From the entries that follow, extract each line holding the string "photo".

+++ TASK INPUT +++

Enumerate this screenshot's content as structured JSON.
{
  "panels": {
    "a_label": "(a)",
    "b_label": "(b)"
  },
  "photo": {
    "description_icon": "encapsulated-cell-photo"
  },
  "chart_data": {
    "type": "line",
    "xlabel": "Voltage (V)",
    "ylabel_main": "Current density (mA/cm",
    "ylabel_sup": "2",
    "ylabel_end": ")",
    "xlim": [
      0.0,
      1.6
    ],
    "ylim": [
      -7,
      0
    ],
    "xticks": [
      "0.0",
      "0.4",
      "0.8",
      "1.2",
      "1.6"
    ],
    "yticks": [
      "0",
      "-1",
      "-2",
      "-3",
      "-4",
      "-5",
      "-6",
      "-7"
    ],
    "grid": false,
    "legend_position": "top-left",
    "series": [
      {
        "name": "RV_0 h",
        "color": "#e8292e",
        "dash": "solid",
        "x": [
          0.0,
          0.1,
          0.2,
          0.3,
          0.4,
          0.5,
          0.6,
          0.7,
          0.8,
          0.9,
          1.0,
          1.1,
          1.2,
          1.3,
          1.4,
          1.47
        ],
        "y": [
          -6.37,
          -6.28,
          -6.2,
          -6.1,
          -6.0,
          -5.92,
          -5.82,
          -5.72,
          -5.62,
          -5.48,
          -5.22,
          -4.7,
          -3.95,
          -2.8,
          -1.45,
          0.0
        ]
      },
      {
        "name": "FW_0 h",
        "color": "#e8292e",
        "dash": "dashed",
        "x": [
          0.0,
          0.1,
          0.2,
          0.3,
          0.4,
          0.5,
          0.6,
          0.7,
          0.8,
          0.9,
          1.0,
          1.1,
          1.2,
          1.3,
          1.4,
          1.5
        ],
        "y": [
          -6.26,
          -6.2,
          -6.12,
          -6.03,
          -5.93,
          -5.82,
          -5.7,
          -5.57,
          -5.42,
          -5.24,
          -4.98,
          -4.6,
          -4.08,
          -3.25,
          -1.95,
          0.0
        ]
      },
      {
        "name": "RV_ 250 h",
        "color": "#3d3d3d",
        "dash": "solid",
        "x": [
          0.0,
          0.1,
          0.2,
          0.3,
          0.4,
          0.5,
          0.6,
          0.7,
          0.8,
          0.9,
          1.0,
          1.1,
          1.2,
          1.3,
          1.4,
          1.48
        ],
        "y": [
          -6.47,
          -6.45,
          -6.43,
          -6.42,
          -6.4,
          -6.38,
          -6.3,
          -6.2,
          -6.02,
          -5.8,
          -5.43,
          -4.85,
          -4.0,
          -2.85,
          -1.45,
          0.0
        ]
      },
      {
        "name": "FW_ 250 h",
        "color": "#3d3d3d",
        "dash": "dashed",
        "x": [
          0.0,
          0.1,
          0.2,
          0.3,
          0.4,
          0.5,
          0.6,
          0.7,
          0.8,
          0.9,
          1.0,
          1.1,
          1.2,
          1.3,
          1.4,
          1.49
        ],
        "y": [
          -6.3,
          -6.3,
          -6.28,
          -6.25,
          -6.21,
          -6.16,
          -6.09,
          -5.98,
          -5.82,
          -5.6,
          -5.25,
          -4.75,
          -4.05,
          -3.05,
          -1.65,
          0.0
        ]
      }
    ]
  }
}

+++

▶ _WRITTEN RESPONSE_:
  "photo": {
    "description_icon": "encapsulated-cell-photo"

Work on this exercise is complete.